SET EXERCISE A >>
In the listing, begin at the line that contains "text-line: рами, а" and stop after the line that contains "header-separator: · xyxy=(256,76,261,87)". Can you copy those lines word for word?

EXTRACTED TEXT >>
-----

Dogan & Lemley: This
article, especially the passage cited by the court, seems to envision a
“trademark use” requirement less as an affirmative test for infringement, and
more to exempt non infringing uses from liability for an absence of use.
Dinwoodie and Janis
taken out of context? They argue that trademark uses are more likely to
infringe, and non-trademark-uses are less likely to infringe, but that using
this dichotomy as an “approximate” in the interest of efficiency is outweighed
by complications that render individual cases (specifically in the example of
keyword purchases) distinct. But if Rogers survives, that’s what it does. Meanwhile,
valuable speech that is source-indicating gets some variant of the regular LOC
test.
The ridiculous
approach to dilution: because one statutory provision says use as a mark, the
neighboring one that doesn’t use that language must also have that concept: As
Graeme Dinwoodie said to me, even if you don’t agree that expressio unis should
mean that the noncommercial use exception doesn’t have a use as a mark
requirement, you should still easily recognize that the 2006 revision of
dilution was designed to expand the defenses, not contract them.
What if we could
read that part of the opinion in ways that were less awful?
Use expressio unis
to get at the fact that the noncommercial use holding is limited to situations
where the challenged use is “used as a mark for a commercial product”; the term
noncommercial use can reasonably include uses as a mark for political
speech—Robert Kennedy, Jr., is using his father’s famous name to promote
himself politically (also highlighting the importance of small differences when
it comes to speech in the political realm). Things can be source identifiers, without
being commercial source identifiers (United We Stand): confusion but not
dilution actionable
Jack Daniel’s didn’t
purport to decide the full scope of the “noncommercial” exclusion. It held:
On the [Ninth
Circuit’s] view, the “use of a mark may be ‘noncommercial’ even if used to sell
a product.” However wide the scope of the “noncommercial use” exclusion, it
cannot include, as the Ninth Circuit thought, every parody or humorous
commentary.” However, the Court concludes: “Today's opinion is narrow. We do
not decide … how far the ‘noncommercial use’ exclusion goes. … On dilution, we
hold only that the noncommercial exclusion does not shield parody or other
commentary when its use of a mark is similarly source-identifying.” (Reference
is to the use of Bad Spaniels as a mark for dog toys). Given that the Supreme
Court has also cautioned not to read its decisions as if they were statutes,
it’s arguable that use for political speech should fall into the noncommercial
use exception, which courts have generally read as covering “noncommercial
speech” as that’s defined by the First Amendment.

-----

SET EXERCISE B >>
In the trademark text, why should someone who rejects the expressio unis argument still see that the noncommercial use exception has no use-as-a-mark requirement?

-----

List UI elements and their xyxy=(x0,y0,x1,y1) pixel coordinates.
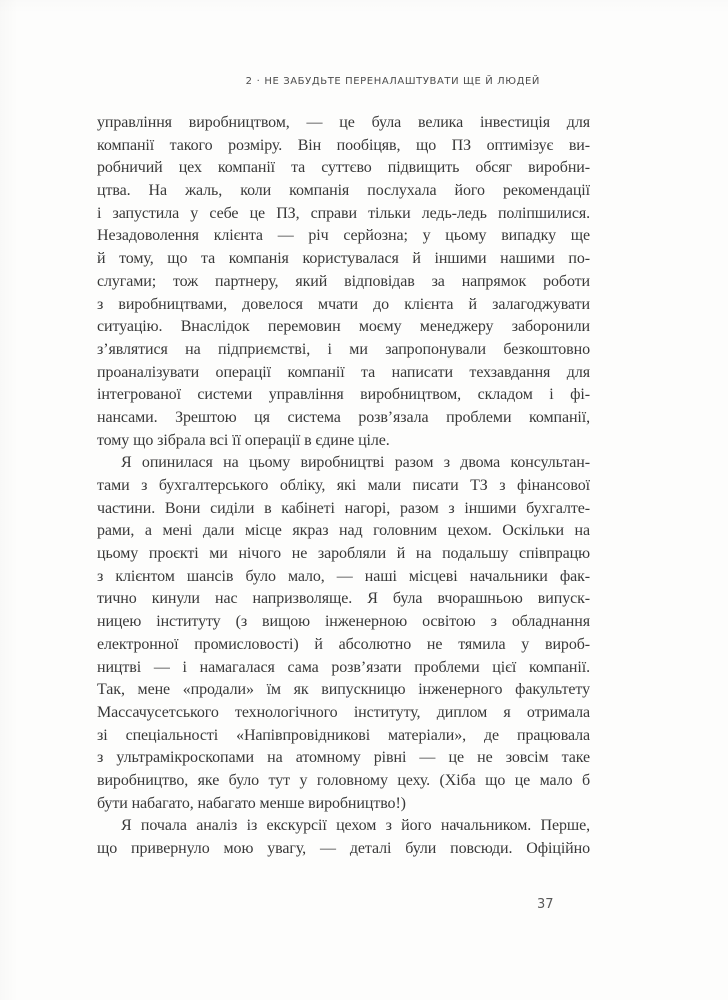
text-line: рами, а мені дали місце якраз над головним цехом. Оскільки на xyxy=(97,522,590,540)
chapter-title: НЕ ЗАБУДЬТЕ ПЕРЕНАЛАШТУВАТИ ЩЕ Й ЛЮДЕЙ xyxy=(264,76,540,87)
header-separator: · xyxy=(256,76,261,87)
text-line: з виробництвами, довелося мчати до клієнта й залагоджувати xyxy=(97,295,590,313)
text-line: інтегрованої системи управління виробництвом, складом і фі- xyxy=(97,386,590,404)
text-line: проаналізувати операції компанії та написати техзавдання для xyxy=(97,363,590,381)
text-line: частини. Вони сиділи в кабінеті нагорі, разом з іншими бухгалте- xyxy=(97,499,590,517)
text-line: Я почала аналіз із екскурсії цехом з його начальником. Перше, xyxy=(121,817,590,835)
text-line: Незадоволення клієнта — річ серйозна; у цьому випадку ще xyxy=(97,227,590,245)
text-line: компанії такого розміру. Він пообіцяв, що ПЗ оптимізує ви- xyxy=(97,136,590,154)
text-line: робничий цех компанії та суттєво підвищить обсяг виробни- xyxy=(97,159,590,177)
body-text xyxy=(97,112,590,861)
text-line: нансами. Зрештою ця система розв’язала проблеми компанії, xyxy=(97,408,590,426)
text-line: Массачусетського технологічного інституту, диплом я отримала xyxy=(97,703,590,721)
text-line: ницею інституту (з вищою інженерною освітою з обладнання xyxy=(97,613,590,631)
text-line: цьому проєкті ми нічого не заробляли й на подальшу співпрацю xyxy=(97,545,590,563)
text-line: слугами; тож партнеру, який відповідав за напрямок роботи xyxy=(97,272,590,290)
text-line: тично кинули нас напризволяще. Я була вчорашньою випуск- xyxy=(97,590,590,608)
text-line: що привернуло мою увагу, — деталі були повсюди. Офіційно xyxy=(97,840,590,857)
page-number: 37 xyxy=(537,897,554,912)
text-line: з ультрамікроскопами на атомному рівні — це не зовсім таке xyxy=(97,749,590,767)
text-line: тому що зібрала всі її операції в єдине ціле. xyxy=(97,431,390,449)
text-line: Я опинилася на цьому виробництві разом з двома консультан- xyxy=(121,454,590,472)
text-line: електронної промисловості) й абсолютно не тямила у вироб- xyxy=(97,635,590,653)
text-line: зі спеціальності «Напівпровідникові матеріали», де працювала xyxy=(97,726,590,744)
text-line: й тому, що та компанія користувалася й іншими нашими по- xyxy=(97,250,590,268)
text-line: і запустила у себе це ПЗ, справи тільки ледь-ледь поліпшилися. xyxy=(97,204,590,222)
text-line: виробництво, яке було тут у головному цеху. (Хіба що це мало б xyxy=(97,771,590,789)
running-header xyxy=(0,76,540,87)
text-line: бути набагато, набагато менше виробництво!) xyxy=(97,794,406,812)
text-line: цтва. На жаль, коли компанія послухала його рекомендації xyxy=(97,182,590,200)
text-line: тами з бухгалтерського обліку, які мали писати ТЗ з фінансової xyxy=(97,477,590,494)
text-line: ництві — і намагалася сама розв’язати проблеми цієї компанії. xyxy=(97,658,590,676)
text-line: Так, мене «продали» їм як випускницю інженерного факультету xyxy=(97,681,590,699)
text-line: управління виробництвом, — це була велика інвестиція для xyxy=(97,114,590,131)
text-line: з клієнтом шансів було мало, — наші місцеві начальники фак- xyxy=(97,567,590,585)
text-line: з’являтися на підприємстві, і ми запропонували безкоштовно xyxy=(97,340,590,358)
chapter-number: 2 xyxy=(245,76,253,87)
text-line: ситуацію. Внаслідок перемовин моєму менеджеру заборонили xyxy=(97,318,590,336)
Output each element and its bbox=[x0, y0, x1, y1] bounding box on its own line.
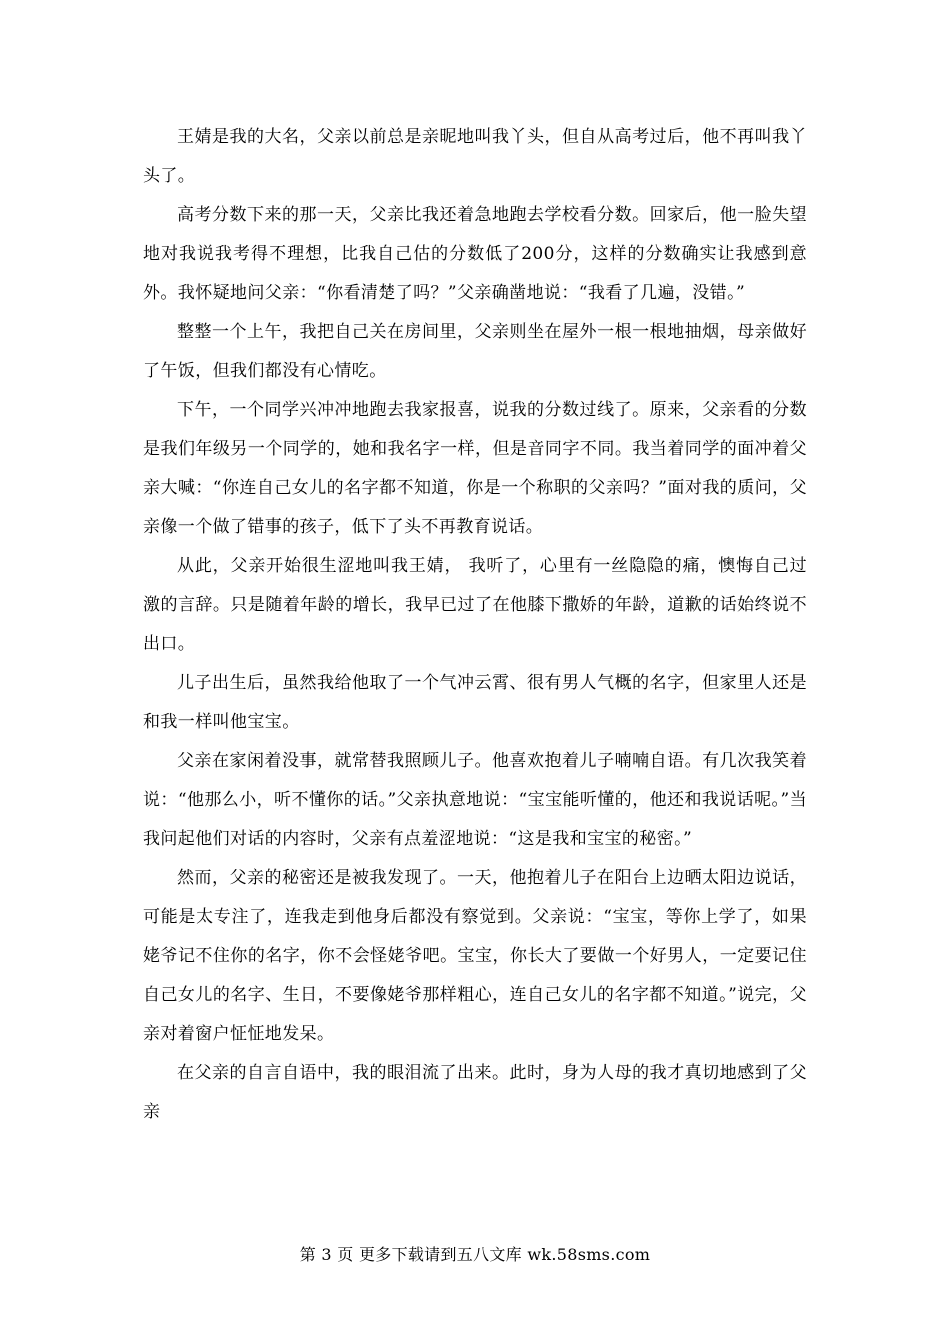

-----

EXPECTED ANSWER A >>
text-line: рами, а мені дали місце якраз над головним цехом. Оскільки на xyxy=(97,522,590,540)
chapter-title: НЕ ЗАБУДЬТЕ ПЕРЕНАЛАШТУВАТИ ЩЕ Й ЛЮДЕЙ xyxy=(264,76,540,87)
header-separator: · xyxy=(256,76,261,87)

EXPECTED ANSWER B >>
The 2006 revision of dilution was designed to expand the defenses, not contract them. Reading a use-as-a-mark requirement into the exception would narrow it instead.